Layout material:

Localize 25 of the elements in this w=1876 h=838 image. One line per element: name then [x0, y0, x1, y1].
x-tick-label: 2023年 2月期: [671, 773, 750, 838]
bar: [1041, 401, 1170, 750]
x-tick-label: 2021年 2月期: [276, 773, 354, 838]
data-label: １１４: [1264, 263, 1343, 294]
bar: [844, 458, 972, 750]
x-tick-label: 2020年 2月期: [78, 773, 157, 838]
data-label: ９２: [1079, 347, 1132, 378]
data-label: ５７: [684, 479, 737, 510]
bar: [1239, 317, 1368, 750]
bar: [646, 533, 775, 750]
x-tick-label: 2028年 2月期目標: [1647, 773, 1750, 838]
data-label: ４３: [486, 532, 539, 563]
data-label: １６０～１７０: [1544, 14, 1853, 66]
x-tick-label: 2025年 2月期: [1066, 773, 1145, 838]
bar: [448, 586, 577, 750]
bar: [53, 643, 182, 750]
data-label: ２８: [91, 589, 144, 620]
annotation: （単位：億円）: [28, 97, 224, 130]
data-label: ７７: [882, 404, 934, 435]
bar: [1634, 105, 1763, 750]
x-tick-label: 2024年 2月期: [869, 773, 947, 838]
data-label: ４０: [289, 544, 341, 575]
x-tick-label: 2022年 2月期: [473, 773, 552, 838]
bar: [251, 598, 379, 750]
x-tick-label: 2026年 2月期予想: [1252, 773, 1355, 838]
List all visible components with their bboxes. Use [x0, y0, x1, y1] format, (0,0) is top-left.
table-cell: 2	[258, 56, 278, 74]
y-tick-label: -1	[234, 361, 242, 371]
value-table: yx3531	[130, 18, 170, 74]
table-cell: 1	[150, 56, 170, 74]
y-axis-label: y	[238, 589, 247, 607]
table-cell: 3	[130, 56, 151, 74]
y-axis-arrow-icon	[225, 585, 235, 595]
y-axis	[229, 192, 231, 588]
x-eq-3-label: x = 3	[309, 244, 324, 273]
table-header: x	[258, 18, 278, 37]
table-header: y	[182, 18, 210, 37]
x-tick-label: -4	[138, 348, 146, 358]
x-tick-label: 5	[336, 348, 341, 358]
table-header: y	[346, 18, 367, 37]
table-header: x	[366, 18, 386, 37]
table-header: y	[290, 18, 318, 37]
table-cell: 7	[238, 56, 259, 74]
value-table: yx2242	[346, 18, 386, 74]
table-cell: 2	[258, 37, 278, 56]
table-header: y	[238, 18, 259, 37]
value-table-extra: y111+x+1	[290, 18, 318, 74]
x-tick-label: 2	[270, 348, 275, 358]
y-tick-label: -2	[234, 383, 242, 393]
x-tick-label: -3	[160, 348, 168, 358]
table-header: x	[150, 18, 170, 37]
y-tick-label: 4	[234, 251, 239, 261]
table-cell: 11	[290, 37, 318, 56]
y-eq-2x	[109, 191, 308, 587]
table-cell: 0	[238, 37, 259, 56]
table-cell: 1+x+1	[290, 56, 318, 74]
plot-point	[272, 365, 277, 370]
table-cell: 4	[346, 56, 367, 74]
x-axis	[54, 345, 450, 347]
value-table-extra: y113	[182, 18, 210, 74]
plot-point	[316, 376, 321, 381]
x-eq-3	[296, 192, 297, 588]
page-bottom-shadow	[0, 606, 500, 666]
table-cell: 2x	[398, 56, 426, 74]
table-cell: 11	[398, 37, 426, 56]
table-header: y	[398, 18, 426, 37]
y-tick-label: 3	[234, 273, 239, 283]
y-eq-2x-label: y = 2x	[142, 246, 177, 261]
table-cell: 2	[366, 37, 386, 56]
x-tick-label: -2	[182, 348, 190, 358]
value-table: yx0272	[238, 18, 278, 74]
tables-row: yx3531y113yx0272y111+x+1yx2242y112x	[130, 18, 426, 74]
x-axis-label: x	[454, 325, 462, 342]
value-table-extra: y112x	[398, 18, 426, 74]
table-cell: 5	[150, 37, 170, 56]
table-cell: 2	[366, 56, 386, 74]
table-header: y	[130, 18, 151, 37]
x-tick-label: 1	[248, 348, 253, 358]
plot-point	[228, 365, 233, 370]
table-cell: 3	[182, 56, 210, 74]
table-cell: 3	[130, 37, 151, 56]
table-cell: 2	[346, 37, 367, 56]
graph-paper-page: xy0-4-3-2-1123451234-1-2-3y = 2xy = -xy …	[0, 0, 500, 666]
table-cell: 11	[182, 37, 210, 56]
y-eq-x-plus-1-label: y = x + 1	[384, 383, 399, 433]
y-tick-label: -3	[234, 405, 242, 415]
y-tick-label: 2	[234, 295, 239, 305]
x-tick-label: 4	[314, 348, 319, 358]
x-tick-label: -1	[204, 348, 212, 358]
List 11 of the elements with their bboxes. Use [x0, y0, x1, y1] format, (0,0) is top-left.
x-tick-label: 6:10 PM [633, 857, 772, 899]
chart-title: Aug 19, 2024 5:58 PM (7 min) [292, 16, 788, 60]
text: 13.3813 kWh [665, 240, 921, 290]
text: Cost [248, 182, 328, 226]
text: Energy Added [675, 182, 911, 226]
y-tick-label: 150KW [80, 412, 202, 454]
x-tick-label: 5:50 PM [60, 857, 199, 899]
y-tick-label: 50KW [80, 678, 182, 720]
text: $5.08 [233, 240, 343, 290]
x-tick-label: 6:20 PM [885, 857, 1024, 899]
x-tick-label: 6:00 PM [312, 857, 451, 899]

## What you are asked to do
Copy out the material again word for word, starting at its first line and ending at the line containing "bar: [844, 458, 972, 750]", with both of those lines included.

## Exercise solution
Localize 25 of the elements in this w=1876 h=838 image. One line per element: name then [x0, y0, x1, y1].
x-tick-label: 2023年 2月期: [671, 773, 750, 838]
bar: [1041, 401, 1170, 750]
x-tick-label: 2021年 2月期: [276, 773, 354, 838]
data-label: １１４: [1264, 263, 1343, 294]
bar: [844, 458, 972, 750]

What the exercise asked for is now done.